Trecho fornecido »
· · · · · · ·

Sem CPMF, a carga tributária aumentou
O governo não perdeu um centavo de receita com o fim da CPMF em dezembro de 2007. Ao contrário, ao recalibrar outros impostos, como o IOF, a carga tributária da União aumentou de 23,9% do Produto Interno Bruto (PIB) em 2007 para 24,1% do PIB em 2008. No ano seguinte, caiu para 23,4% do PIB, por força da crise global e das desonerações concedidas internamente, mas este ano voltou a crescer. A carga total, com os impostos dos Estados e municípios, subiu de 33,9% do PIB em 2007 para 34,4% do PIB em 2008. Sob efeito da crise global, caiu para 33,6% do PIB em 2009, mas retomou o crescimento e deve encerrar 2010 no patamar de 2008.
Mesmo assim, Lula lançou a proposta do retorno da CPMF na primeira entrevista que participou ao lado da presidente eleita, Dilma Rousseff. A presidente disse que esta é uma demanda dos governadores e os governadores do PSB e do PT já se manifestam a favor da volta do tributo, sob o pretexto de financiar a saúde.

· · · · · · ·

Problema proposto 1 »
Responda com base no texto sobre a CPMF:
(a) Qual foi a carga tributária da União, em relação ao PIB, em 2008?
(b) A quanto caiu a carga total, somando os impostos dos Estados e municípios, em 2009?
(c) Em que ocasião Lula lançou a proposta de volta da CPMF?
Problema proposto 2 »
Escreva a continuação do texto sobre a CPMF, começando logo depois da última frase.

Listagens de regiões dos elementos »
· · · · · · ·

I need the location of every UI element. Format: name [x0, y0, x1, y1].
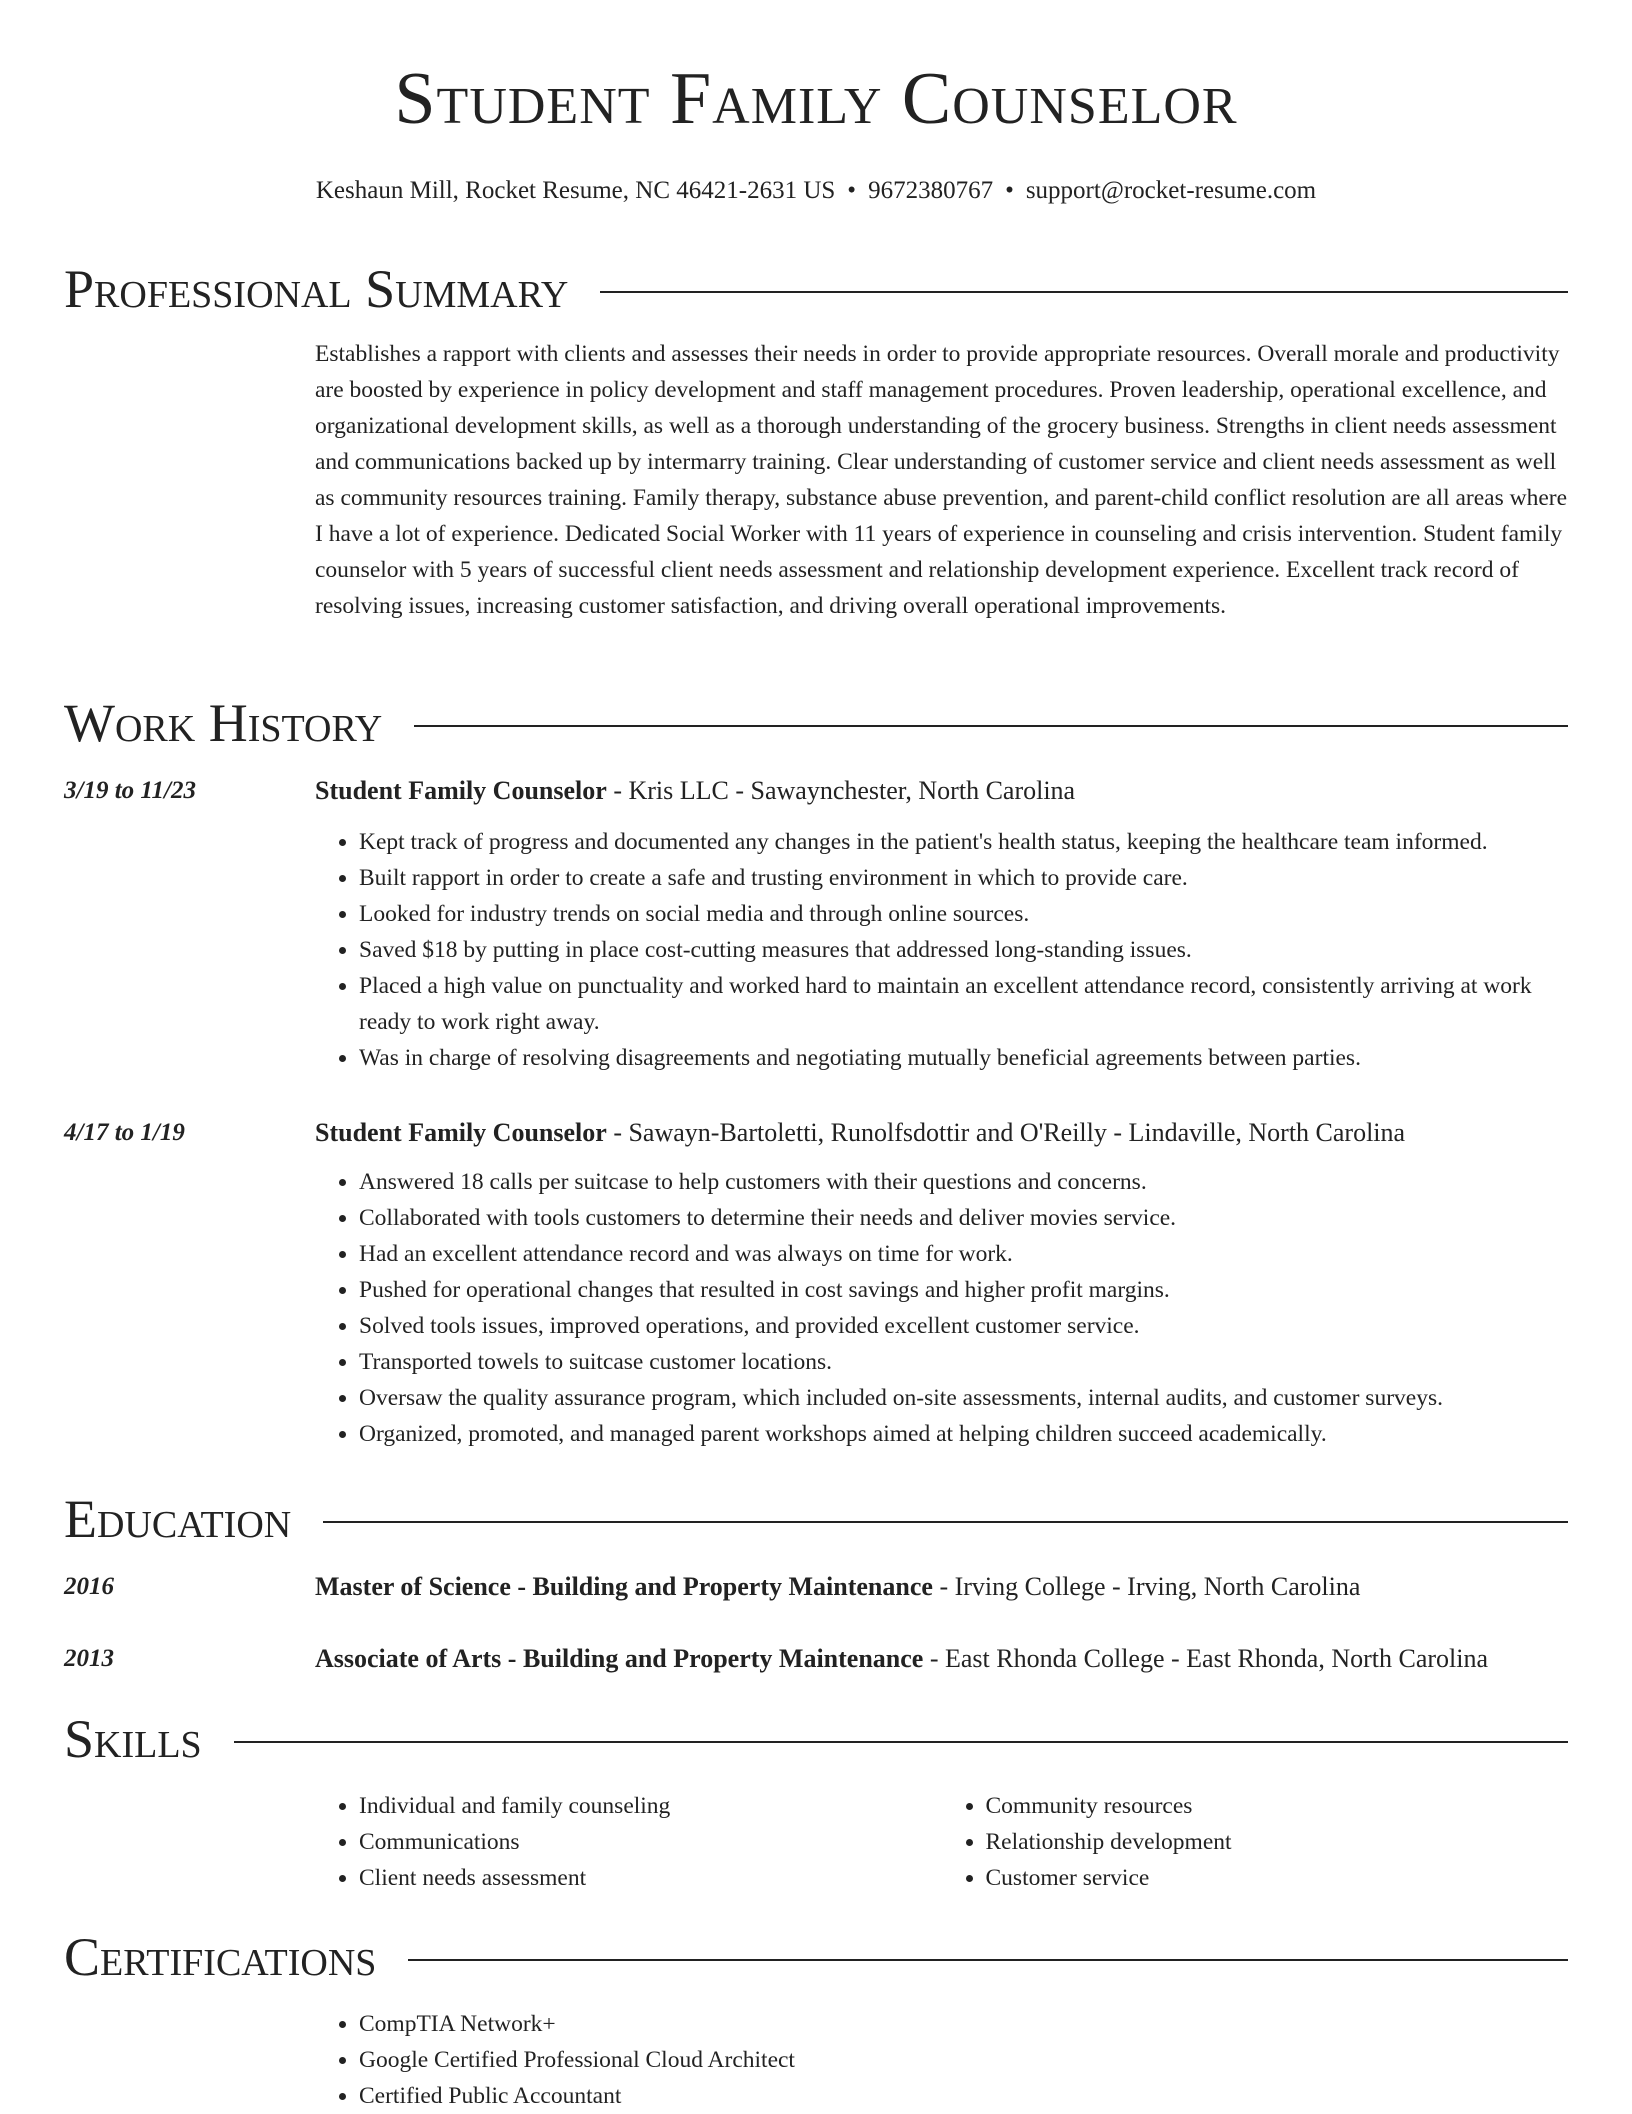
list-item: • Looked for industry trends on social media and through online sources.: [359, 896, 1568, 932]
contact-separator: •: [1005, 177, 1014, 204]
certification-item: • CompTIA Network+: [359, 2006, 1568, 2042]
certification-item: • Google Certified Professional Cloud Architect: [359, 2042, 1568, 2078]
skills-column-right: [942, 1788, 1569, 1896]
list-item: • Organized, promoted, and managed parent workshops aimed at helping children succeed academically.: [359, 1416, 1568, 1452]
list-item: • Built rapport in order to create a safe and trusting environment in which to provide care.: [359, 860, 1568, 896]
job-title-line: [315, 776, 1568, 806]
certification-item: • Certified Public Accountant: [359, 2078, 1568, 2114]
list-item: • Was in charge of resolving disagreements and negotiating mutually beneficial agreements between parties.: [359, 1040, 1568, 1076]
skill-item: • Community resources: [986, 1788, 1569, 1824]
job-role: Student Family Counselor: [315, 776, 607, 805]
section-title: Skills: [64, 1709, 202, 1769]
education-year: 2016: [64, 1573, 114, 1600]
skills-column-left: [315, 1788, 942, 1896]
job-details: - Kris LLC - Sawaynchester, North Carolina: [606, 776, 1076, 805]
section-divider: [408, 1959, 1568, 1961]
list-item: • Pushed for operational changes that resulted in cost savings and higher profit margins.: [359, 1272, 1568, 1308]
certifications-heading: [64, 1927, 1568, 1987]
contact-address: Keshaun Mill, Rocket Resume, NC 46421-2631 US: [315, 177, 836, 204]
list-item: • Saved $18 by putting in place cost-cutting measures that addressed long-standing issues.: [359, 932, 1568, 968]
education-degree: Master of Science - Building and Property Maintenance: [315, 1572, 933, 1601]
contact-phone: 9672380767: [868, 177, 994, 204]
job-dates: 3/19 to 11/23: [64, 777, 196, 804]
skill-item: • Relationship development: [986, 1824, 1569, 1860]
contact-line: [64, 176, 1568, 206]
section-divider: [234, 1741, 1568, 1743]
skills-heading: [64, 1709, 1568, 1769]
list-item: • Collaborated with tools customers to determine their needs and deliver movies service.: [359, 1200, 1568, 1236]
work-history-heading: [64, 693, 1568, 753]
list-item: • Oversaw the quality assurance program, which included on-site assessments, internal audits, and customer surveys.: [359, 1380, 1568, 1416]
list-item: • Transported towels to suitcase customer locations.: [359, 1344, 1568, 1380]
education-line: [315, 1644, 1568, 1674]
certifications-list: [315, 2006, 1568, 2114]
skill-item: • Communications: [359, 1824, 942, 1860]
certifications-bullets: [315, 2006, 1568, 2114]
list-item: • Solved tools issues, improved operations, and provided excellent customer service.: [359, 1308, 1568, 1344]
list-item: • Placed a high value on punctuality and worked hard to maintain an excellent attendance record, consistently arriving at work ready to work right away.: [359, 968, 1568, 1040]
section-divider: [414, 725, 1568, 727]
job-bullets: [315, 824, 1568, 1076]
education-degree: Associate of Arts - Building and Property Maintenance: [315, 1644, 924, 1673]
education-details: - East Rhonda College - East Rhonda, North Carolina: [923, 1644, 1489, 1673]
skill-item: • Customer service: [986, 1860, 1569, 1896]
contact-separator: •: [847, 177, 857, 204]
list-item: • Answered 18 calls per suitcase to help customers with their questions and concerns.: [359, 1164, 1568, 1200]
skill-item: • Individual and family counseling: [359, 1788, 942, 1824]
job-details: - Sawayn-Bartoletti, Runolfsdottir and O'Reilly - Lindaville, North Carolina: [606, 1118, 1406, 1147]
job-dates: 4/17 to 1/19: [64, 1119, 185, 1146]
section-divider: [600, 291, 1568, 293]
job-title-line: [315, 1118, 1568, 1148]
contact-email[interactable]: support@rocket-resume.com: [1025, 177, 1317, 204]
skill-item: • Client needs assessment: [359, 1860, 942, 1896]
education-heading: [64, 1489, 1568, 1549]
section-title: Education: [64, 1489, 292, 1549]
education-details: - Irving College - Irving, North Carolina: [932, 1572, 1361, 1601]
skills-list: [315, 1788, 1568, 1896]
section-divider: [323, 1521, 1568, 1523]
section-title: Certifications: [64, 1927, 377, 1987]
education-year: 2013: [64, 1645, 114, 1672]
skills-columns: [315, 1788, 1568, 1896]
job-bullets: [315, 1164, 1568, 1452]
job-content: [315, 776, 1568, 1076]
section-title: Professional Summary: [64, 259, 569, 319]
resume-name: Student Family Counselor: [394, 58, 1238, 140]
job-role: Student Family Counselor: [315, 1118, 607, 1147]
summary-heading: [64, 259, 1568, 319]
section-title: Work History: [64, 693, 383, 753]
list-item: • Had an excellent attendance record and was always on time for work.: [359, 1236, 1568, 1272]
education-line: [315, 1572, 1568, 1602]
list-item: • Kept track of progress and documented any changes in the patient's health status, keeping the healthcare team informed.: [359, 824, 1568, 860]
summary-text: Establishes a rapport with clients and assesses their needs in order to provide appropriate resources. Overall morale and productivity are boosted by experience in policy development and staff management procedures. Proven leadership, operational excellence, and organizational development skills, as well as a thorough understanding of the grocery business. Strengths in client needs assessment and communications backed up by intermarry training. Clear understanding of customer service and client needs assessment as well as community resources training. Family therapy, substance abuse prevention, and parent-child conflict resolution are all areas where I have a lot of experience. Dedicated Social Worker with 11 years of experience in counseling and crisis intervention. Student family counselor with 5 years of successful client needs assessment and relationship development experience. Excellent track record of resolving issues, increasing customer satisfaction, and driving overall operational improvements.: [315, 341, 1568, 619]
job-content: [315, 1118, 1568, 1452]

· · · · · · ·

Resposta do exercício 1 »
(a) 24,1% do PIB.
(b) 33,6% do PIB.
(c) Na primeira entrevista em que apareceu ao lado da presidente eleita, Dilma Rousseff.

Resposta do exercício 2 »
Ressuscitar o imposto é a opção pelo caminho fácil - O projeto de lei complementar 306, que regulamenta a Emenda Constitucional 29, está pronto para ser votado a qualquer momento pela Câmara. Ele define os percentuais que os três entes da federação devem aplicar em saúde – União, 10% da receita corrente; Estados, 12% da arrecadação; municípios, 15% – e ressuscita o imposto do cheque com o nome de Contribuição Social sobre a Saúde. A CSS teria alíquota de 0,10% sobre toda movimentação financeira e a previsão de receita é de mais de R$ 15 bilhões ao ano. Desde que foi aprovada a emenda 29, em 2000, os gastos federais com saúde no Brasil passaram a ser corrigidos pela variação nominal do PIB. Isso levou o orçamento da área de R$ 22,7 bilhões, em 2000, para R$ 62,9 bilhões em 2009, com crescimento real de 54,6% (deflacionado pelo IPCA).
Desde então, as prefeituras, com raras exceções, comprometem mais de 15% das receitas com despesas de saúde. Os Estados não passam de 7%, na média e a União obedece ao piso da emenda 29. Em 2007 e 2008, segundo investigação do Tribunal de Contas da União (TCU), o Tesouro Nacional subtraiu quase R$ 1 bilhão do mínimo que devia alocar para o orçamento da saúde. Os recursos foram empenhados, entraram em restos a pagar do ano seguinte e lá foram cancelados. O TCU determinou que o Tesouro pague o que deve.
Antes de advogar a volta da CPMF como solução para todos os males da saúde, governadores e governo federal deveriam procurar saber se os serviços públicos de saúde no Brasil são de péssima qualidade por falta de dinheiro.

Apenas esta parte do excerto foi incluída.